■ WHAT YOU HAVE TO DO
Pull every line holding the string "with" from the records below.

** start DATASET RECORDS **

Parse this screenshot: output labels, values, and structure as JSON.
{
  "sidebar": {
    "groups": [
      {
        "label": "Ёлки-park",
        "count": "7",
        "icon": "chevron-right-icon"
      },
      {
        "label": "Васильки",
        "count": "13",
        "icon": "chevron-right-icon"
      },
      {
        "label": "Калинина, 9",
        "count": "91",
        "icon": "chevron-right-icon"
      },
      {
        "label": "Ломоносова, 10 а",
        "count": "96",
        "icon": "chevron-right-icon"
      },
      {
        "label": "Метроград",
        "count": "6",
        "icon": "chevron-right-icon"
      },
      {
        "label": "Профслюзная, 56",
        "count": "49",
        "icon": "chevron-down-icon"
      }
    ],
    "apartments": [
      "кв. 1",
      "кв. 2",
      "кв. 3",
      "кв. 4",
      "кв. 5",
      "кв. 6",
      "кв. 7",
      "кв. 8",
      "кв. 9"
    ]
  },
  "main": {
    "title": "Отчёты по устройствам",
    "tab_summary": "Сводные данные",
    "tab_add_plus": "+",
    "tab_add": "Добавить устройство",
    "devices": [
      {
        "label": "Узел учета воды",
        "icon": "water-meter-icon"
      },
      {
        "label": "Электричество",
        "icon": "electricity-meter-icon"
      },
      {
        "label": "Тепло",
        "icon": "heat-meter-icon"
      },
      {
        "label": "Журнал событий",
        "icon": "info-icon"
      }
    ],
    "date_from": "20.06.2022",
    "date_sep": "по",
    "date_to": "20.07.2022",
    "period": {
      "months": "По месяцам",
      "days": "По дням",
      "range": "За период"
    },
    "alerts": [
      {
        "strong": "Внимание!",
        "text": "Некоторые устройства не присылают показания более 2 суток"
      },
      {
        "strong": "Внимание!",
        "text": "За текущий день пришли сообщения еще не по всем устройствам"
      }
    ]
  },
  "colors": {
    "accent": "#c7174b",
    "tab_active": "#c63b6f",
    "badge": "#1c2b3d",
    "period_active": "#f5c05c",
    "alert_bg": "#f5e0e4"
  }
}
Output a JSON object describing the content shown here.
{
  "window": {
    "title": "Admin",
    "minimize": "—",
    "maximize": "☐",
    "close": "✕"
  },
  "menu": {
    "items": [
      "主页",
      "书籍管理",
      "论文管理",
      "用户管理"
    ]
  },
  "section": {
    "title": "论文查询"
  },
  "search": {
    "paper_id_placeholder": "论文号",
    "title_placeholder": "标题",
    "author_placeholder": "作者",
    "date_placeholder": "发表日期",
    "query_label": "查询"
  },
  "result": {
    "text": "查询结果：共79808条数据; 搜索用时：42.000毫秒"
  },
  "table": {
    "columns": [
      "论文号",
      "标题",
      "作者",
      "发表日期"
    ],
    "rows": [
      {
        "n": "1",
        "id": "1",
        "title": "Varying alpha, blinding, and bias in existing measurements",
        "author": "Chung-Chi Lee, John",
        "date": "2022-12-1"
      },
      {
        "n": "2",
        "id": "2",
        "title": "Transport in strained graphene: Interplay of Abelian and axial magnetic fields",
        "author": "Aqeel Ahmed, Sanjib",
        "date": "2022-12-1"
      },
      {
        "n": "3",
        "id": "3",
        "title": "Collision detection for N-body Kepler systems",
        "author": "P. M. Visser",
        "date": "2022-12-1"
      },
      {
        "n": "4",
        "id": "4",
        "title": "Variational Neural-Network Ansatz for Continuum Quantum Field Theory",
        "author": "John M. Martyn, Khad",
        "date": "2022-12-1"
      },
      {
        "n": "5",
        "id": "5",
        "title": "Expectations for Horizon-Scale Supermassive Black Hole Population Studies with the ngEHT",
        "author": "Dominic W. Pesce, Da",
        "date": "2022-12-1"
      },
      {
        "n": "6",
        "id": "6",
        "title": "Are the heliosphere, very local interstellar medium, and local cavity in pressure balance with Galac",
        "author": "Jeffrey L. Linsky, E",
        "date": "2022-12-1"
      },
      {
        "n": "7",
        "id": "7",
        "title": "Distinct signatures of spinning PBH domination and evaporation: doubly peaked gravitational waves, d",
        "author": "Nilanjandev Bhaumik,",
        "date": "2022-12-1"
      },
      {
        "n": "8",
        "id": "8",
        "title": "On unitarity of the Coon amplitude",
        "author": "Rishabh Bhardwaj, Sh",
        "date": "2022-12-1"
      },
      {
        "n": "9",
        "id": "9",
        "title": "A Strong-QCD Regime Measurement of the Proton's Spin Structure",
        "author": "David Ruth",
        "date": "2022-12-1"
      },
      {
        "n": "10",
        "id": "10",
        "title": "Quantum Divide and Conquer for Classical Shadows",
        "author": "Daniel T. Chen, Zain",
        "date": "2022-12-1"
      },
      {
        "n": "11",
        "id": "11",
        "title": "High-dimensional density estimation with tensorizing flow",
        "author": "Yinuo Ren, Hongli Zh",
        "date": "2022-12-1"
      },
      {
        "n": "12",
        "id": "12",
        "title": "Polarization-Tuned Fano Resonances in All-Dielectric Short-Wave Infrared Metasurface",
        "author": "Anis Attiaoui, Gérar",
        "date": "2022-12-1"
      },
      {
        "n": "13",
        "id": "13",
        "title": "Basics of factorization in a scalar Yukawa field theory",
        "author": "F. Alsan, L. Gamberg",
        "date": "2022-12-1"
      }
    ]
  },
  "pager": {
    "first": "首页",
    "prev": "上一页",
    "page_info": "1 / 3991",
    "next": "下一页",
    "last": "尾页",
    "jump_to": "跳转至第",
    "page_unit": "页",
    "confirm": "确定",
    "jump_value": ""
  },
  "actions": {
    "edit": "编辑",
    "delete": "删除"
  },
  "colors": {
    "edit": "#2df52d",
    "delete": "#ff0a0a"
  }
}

** end DATASET RECORDS **

■ THE OUTPUT
        "title": "Expectations for Horizon-Scale Supermassive Black Hole Population Studies with the ngEHT",
        "title": "Are the heliosphere, very local interstellar medium, and local cavity in pressure balance with Galac",
        "title": "High-dimensional density estimation with tensorizing flow",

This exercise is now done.